__Your objective__:
Reproduce only the stretch of the listing from the line containing "- y-axis-label-var: r: [46, 395, 74, 408]" through the line containing "- y-tick-label: 20: [95, 45, 122, 69]", replacing "y-tick-label" with "y-tick-text" and leaving everything else unchanged.

__Listing__:
--------
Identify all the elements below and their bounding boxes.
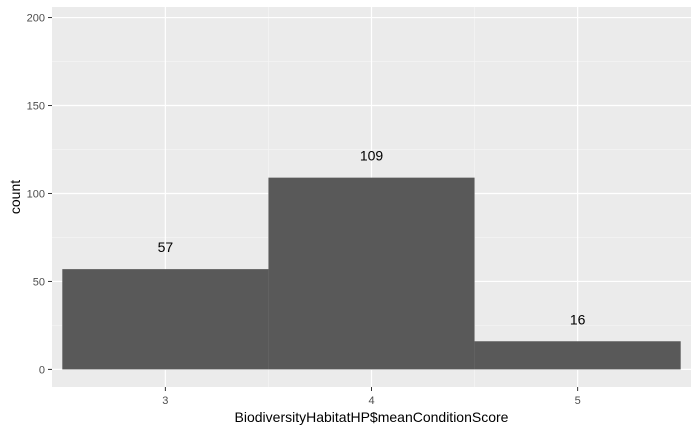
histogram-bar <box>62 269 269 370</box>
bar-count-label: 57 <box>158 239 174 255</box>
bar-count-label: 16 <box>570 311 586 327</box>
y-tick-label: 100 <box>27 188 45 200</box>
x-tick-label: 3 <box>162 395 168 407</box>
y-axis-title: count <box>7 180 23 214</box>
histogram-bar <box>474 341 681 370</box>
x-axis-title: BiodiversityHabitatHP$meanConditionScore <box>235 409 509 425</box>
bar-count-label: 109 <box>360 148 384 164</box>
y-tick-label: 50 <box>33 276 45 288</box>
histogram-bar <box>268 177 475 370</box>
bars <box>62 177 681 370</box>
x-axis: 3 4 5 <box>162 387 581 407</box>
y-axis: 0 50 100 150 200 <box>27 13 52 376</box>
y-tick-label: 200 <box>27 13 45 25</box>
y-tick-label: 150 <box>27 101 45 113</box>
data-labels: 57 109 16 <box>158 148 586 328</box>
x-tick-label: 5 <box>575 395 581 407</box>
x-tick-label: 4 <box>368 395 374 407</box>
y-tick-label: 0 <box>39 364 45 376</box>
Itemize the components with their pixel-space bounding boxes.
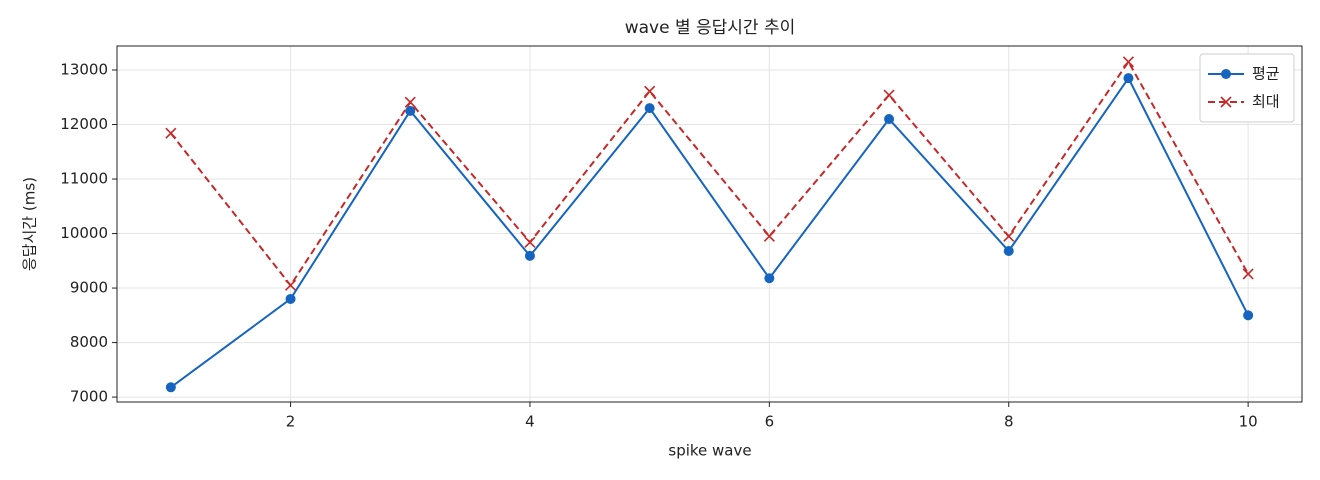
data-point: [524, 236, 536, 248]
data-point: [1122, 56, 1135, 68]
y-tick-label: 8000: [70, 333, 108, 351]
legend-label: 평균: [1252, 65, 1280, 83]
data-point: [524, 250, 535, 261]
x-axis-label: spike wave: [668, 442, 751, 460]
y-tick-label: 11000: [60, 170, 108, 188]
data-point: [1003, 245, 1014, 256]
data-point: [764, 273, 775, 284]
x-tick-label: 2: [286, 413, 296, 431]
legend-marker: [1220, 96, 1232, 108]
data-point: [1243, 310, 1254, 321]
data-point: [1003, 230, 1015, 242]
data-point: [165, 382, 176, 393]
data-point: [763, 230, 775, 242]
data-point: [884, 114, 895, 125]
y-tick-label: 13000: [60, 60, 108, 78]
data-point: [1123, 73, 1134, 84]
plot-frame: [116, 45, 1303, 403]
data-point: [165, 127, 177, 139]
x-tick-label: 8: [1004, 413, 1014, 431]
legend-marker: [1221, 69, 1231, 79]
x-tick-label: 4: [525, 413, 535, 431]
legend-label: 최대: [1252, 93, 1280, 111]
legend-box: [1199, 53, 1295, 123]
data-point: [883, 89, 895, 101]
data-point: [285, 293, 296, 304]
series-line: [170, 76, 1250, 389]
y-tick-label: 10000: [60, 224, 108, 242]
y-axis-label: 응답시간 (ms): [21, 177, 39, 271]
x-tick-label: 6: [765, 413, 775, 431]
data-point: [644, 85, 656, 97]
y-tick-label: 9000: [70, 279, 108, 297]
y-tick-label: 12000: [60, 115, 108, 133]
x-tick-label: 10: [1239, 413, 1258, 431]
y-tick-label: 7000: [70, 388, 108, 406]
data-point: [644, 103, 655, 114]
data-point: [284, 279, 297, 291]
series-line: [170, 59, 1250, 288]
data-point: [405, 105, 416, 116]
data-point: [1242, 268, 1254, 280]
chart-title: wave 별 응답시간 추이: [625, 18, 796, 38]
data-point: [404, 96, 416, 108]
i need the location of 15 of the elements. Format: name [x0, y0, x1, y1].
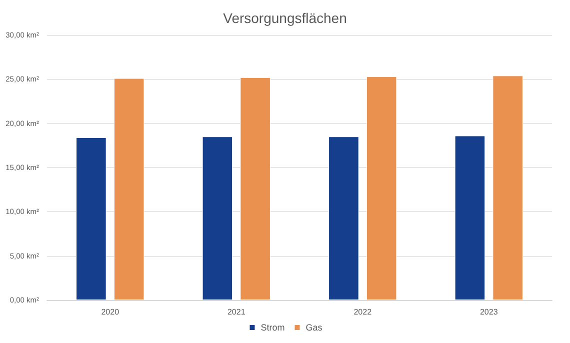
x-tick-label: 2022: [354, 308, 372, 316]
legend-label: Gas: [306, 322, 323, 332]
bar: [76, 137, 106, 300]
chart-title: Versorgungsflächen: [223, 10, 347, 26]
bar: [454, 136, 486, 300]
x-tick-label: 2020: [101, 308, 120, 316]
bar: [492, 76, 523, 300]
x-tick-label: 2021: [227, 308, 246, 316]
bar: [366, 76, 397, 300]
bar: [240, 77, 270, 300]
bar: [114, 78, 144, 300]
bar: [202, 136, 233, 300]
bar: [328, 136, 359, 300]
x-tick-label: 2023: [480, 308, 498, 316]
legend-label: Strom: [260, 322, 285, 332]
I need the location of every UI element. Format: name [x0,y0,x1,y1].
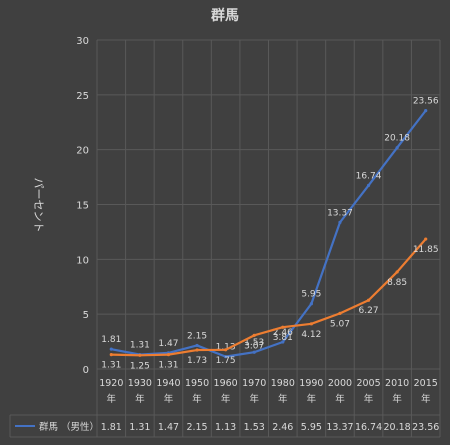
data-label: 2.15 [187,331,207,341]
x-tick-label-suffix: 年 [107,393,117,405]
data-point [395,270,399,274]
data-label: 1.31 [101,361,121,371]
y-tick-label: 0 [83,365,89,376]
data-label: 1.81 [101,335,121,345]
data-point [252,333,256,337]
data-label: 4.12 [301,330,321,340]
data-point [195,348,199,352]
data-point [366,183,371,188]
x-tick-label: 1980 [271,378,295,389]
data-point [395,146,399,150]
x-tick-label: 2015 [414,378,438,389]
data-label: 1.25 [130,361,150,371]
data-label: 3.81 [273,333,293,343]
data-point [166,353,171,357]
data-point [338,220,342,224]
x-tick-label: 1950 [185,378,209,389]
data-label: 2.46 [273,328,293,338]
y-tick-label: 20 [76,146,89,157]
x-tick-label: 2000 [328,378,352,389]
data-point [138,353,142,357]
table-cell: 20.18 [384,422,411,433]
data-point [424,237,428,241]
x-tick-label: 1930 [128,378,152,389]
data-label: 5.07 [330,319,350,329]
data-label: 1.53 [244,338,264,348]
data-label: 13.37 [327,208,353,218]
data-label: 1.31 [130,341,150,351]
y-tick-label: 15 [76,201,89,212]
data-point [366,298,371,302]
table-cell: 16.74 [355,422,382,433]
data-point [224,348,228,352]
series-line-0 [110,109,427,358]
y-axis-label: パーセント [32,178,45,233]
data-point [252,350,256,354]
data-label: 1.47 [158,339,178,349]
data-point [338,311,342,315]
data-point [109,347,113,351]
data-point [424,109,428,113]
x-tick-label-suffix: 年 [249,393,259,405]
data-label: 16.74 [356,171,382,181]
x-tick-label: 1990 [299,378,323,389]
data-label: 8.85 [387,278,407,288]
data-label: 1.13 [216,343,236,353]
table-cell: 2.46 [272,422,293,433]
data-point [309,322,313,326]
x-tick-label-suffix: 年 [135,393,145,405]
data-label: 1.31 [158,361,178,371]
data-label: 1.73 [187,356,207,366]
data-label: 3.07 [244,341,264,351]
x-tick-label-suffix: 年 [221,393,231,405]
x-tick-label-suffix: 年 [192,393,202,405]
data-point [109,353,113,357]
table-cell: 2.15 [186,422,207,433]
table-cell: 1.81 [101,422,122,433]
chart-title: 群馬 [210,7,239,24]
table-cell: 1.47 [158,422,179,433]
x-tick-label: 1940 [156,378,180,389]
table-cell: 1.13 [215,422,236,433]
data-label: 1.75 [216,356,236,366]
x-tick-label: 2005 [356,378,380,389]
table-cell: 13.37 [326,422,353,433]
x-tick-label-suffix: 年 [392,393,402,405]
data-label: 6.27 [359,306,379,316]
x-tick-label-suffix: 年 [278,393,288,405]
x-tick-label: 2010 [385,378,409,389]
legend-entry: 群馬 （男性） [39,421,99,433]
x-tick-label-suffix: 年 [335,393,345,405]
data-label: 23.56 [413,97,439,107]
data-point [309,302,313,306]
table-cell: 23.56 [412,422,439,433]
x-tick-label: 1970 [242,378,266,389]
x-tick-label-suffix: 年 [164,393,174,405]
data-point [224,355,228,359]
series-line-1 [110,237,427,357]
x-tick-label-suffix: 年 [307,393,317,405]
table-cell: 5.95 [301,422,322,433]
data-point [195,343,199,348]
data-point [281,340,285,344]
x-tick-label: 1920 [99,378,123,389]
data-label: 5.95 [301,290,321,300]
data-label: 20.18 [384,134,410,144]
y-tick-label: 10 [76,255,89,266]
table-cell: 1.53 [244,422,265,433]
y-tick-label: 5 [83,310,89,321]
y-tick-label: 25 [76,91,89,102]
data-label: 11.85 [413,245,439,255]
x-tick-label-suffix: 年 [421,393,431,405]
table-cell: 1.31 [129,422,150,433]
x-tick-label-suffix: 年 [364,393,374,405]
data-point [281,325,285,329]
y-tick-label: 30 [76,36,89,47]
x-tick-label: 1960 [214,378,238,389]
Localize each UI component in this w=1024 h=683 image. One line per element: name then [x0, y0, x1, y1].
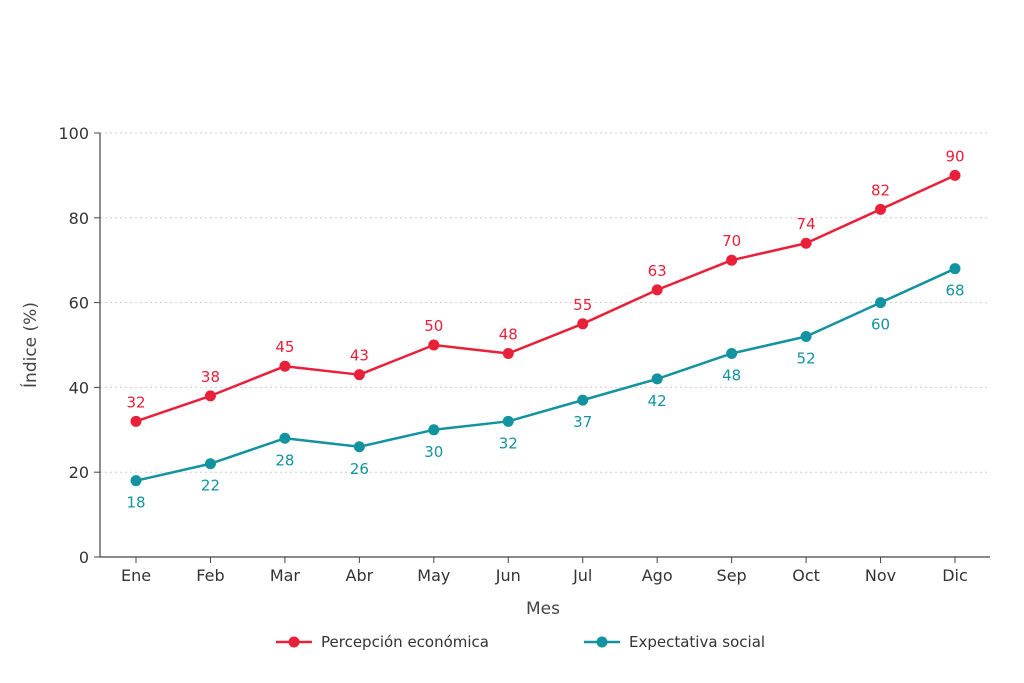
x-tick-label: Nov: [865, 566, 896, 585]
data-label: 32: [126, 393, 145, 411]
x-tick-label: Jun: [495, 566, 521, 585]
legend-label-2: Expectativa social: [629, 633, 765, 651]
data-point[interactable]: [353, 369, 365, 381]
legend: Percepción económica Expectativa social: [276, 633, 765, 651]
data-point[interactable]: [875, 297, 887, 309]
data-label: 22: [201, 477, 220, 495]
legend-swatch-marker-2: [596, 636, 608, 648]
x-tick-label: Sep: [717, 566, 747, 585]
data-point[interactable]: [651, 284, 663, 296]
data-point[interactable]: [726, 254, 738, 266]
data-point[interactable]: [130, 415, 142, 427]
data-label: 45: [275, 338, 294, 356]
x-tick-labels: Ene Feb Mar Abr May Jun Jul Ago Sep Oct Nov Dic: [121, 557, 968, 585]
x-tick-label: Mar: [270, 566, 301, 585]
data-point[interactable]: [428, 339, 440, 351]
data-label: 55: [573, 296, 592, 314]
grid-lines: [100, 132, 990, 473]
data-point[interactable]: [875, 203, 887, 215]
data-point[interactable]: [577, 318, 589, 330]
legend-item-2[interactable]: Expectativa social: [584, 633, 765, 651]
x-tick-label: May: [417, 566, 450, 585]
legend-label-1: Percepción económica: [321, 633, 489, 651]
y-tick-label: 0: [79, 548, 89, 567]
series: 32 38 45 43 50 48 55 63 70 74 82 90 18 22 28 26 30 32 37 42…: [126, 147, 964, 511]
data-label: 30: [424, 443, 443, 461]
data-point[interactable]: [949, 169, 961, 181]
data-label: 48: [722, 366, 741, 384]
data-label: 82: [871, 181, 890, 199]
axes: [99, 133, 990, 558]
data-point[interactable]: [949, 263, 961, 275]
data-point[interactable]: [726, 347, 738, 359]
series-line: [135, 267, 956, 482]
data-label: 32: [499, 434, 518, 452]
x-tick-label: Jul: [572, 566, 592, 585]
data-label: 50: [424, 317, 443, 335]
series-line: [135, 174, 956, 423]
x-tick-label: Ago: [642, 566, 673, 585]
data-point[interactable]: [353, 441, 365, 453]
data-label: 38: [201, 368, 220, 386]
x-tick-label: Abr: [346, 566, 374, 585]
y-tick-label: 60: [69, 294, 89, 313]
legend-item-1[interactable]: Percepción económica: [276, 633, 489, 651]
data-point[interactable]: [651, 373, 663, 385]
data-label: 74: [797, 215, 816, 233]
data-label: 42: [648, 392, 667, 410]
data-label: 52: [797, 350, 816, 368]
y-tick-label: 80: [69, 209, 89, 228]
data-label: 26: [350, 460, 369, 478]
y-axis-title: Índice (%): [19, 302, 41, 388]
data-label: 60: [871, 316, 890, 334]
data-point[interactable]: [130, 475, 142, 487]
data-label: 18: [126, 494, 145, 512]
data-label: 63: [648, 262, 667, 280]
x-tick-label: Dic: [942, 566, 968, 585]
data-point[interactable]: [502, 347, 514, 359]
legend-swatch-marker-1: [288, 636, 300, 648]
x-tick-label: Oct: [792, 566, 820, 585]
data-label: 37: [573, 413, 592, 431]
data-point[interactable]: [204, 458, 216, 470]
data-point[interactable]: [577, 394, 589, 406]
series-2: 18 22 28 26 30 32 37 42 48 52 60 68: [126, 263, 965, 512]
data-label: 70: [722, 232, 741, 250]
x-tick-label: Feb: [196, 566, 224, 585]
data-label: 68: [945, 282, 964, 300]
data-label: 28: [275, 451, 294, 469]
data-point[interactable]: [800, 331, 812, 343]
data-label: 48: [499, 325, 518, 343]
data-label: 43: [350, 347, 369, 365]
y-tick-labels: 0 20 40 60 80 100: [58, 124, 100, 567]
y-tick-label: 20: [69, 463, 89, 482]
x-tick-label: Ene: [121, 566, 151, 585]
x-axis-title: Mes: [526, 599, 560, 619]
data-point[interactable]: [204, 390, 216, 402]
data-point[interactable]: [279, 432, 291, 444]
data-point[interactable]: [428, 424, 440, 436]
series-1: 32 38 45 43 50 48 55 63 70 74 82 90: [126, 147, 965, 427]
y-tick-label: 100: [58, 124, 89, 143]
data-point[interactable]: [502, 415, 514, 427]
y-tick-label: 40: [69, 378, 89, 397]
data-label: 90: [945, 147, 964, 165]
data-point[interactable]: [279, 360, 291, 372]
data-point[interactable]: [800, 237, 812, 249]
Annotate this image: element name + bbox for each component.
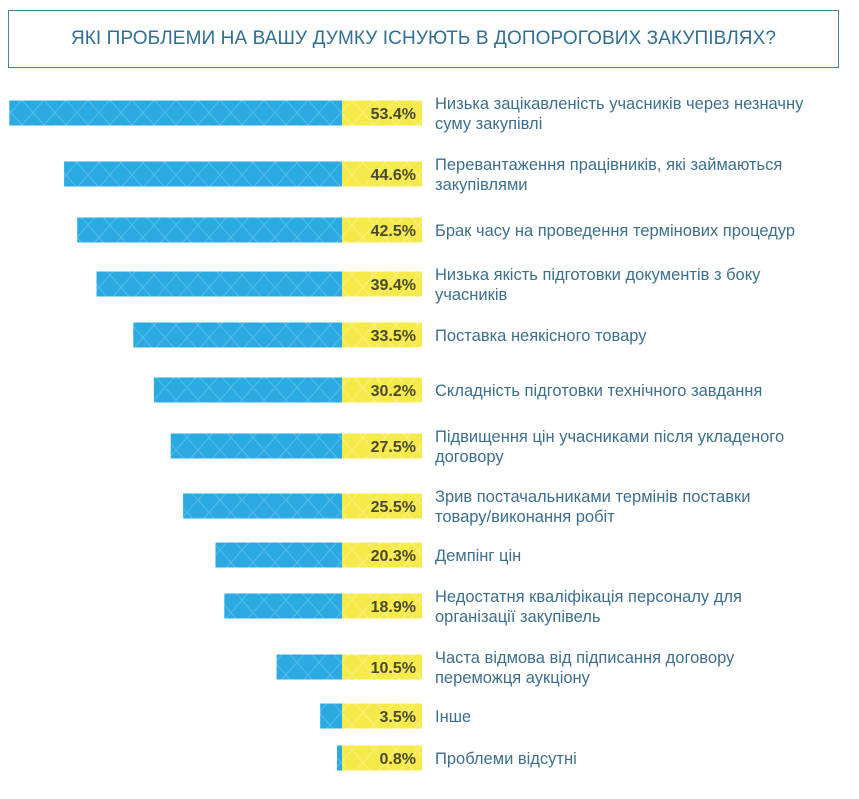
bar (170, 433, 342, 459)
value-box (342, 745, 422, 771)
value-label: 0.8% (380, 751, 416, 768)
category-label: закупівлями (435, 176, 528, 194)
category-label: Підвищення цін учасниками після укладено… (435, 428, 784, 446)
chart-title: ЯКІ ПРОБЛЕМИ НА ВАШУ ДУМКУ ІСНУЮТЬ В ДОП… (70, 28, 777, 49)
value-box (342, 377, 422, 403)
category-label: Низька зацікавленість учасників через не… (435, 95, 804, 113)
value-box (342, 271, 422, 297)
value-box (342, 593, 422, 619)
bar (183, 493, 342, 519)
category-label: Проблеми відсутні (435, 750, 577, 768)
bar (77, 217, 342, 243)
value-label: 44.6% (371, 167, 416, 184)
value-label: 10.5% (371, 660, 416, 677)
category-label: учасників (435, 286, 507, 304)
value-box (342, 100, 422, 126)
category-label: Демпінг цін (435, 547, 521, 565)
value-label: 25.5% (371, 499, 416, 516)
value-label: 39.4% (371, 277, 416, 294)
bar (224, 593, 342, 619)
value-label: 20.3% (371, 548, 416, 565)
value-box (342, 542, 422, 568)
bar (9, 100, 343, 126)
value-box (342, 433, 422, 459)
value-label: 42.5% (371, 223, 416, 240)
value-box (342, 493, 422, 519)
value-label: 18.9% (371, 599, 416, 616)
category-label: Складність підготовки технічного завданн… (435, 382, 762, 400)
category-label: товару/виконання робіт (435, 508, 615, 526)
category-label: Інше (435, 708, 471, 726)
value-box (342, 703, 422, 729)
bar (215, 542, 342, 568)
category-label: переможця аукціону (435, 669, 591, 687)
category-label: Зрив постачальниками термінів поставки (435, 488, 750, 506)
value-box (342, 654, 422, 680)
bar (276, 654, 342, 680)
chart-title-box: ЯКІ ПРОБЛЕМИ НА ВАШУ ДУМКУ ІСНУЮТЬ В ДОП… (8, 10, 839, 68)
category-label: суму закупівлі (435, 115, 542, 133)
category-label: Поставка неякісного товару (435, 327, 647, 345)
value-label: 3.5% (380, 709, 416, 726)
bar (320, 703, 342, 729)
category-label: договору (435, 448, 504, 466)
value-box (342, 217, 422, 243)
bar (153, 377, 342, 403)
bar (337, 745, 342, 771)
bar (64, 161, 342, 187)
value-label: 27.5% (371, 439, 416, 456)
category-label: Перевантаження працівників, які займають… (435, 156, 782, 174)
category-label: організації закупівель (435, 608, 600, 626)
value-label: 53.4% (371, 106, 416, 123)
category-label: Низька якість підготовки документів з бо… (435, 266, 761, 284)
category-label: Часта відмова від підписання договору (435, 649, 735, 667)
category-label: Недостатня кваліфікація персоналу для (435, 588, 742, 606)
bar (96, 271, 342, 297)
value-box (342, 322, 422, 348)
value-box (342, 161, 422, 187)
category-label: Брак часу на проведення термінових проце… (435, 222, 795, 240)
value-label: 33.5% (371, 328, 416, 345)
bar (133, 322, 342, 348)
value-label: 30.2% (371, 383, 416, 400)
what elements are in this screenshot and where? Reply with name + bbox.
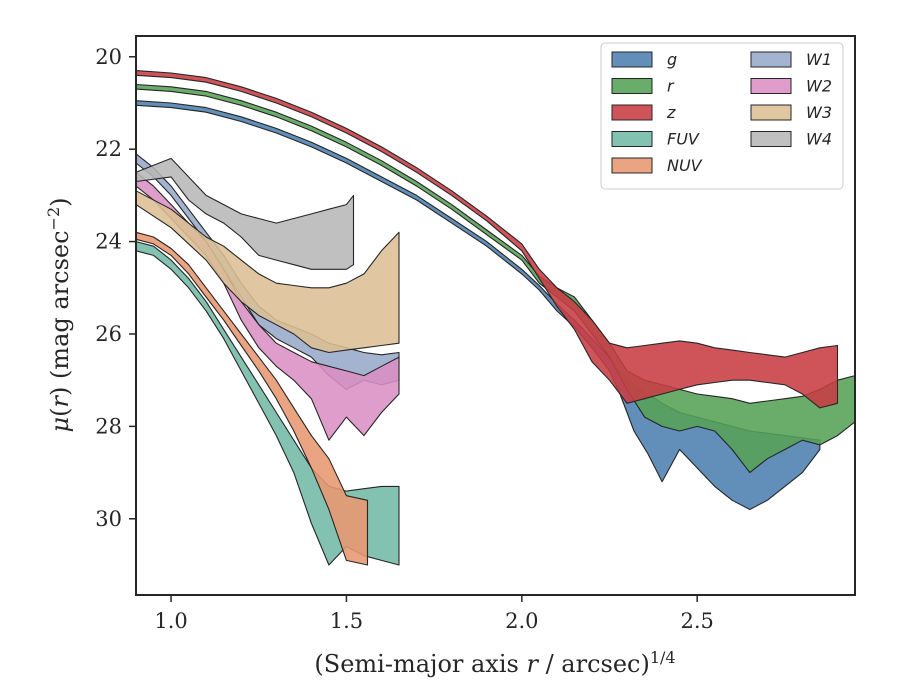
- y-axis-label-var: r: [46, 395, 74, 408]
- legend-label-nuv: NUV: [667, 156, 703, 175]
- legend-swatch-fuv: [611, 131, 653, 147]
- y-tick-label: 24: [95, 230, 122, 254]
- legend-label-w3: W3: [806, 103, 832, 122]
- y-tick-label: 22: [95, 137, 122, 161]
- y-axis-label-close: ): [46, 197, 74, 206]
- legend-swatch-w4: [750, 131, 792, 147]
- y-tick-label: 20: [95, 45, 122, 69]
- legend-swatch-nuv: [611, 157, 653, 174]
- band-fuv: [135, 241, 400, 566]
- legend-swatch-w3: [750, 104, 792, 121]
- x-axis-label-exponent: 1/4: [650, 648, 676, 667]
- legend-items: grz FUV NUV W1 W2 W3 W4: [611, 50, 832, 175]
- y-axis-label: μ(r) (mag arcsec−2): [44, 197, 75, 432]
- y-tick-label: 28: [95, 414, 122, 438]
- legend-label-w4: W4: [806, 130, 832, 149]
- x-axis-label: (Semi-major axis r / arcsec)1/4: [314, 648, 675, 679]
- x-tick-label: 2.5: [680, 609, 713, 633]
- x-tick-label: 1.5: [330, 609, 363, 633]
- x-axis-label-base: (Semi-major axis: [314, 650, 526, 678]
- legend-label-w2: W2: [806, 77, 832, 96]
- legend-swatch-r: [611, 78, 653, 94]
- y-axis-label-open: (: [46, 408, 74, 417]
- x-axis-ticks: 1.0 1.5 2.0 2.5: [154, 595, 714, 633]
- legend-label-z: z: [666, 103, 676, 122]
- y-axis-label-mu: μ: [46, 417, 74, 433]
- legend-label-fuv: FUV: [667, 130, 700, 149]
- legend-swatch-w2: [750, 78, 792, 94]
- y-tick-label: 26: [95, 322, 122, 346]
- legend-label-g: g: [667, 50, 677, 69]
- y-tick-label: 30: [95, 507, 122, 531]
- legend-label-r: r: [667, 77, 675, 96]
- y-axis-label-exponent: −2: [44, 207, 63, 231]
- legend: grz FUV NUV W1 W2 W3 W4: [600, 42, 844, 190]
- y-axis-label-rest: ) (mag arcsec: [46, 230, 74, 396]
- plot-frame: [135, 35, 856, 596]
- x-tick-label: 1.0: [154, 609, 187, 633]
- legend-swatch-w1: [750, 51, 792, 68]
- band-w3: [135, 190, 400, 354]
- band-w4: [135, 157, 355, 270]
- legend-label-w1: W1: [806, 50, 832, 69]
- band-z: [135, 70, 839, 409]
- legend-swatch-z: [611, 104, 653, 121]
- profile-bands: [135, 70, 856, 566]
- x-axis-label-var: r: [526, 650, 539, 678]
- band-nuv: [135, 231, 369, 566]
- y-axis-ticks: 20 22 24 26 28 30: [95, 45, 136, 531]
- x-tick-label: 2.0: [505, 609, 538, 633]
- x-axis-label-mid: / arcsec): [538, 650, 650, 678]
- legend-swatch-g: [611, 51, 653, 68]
--------
__Answer to the problem__:
- y-axis-label-var: r: [46, 395, 74, 408]
- legend-label-nuv: NUV: [667, 156, 703, 175]
- legend-swatch-fuv: [611, 131, 653, 147]
- y-tick-text: 24: [95, 230, 122, 254]
- legend-label-w3: W3: [806, 103, 832, 122]
- y-tick-text: 22: [95, 137, 122, 161]
- y-axis-label-close: ): [46, 197, 74, 206]
- legend-swatch-w4: [750, 131, 792, 147]
- y-tick-text: 20: [95, 45, 122, 69]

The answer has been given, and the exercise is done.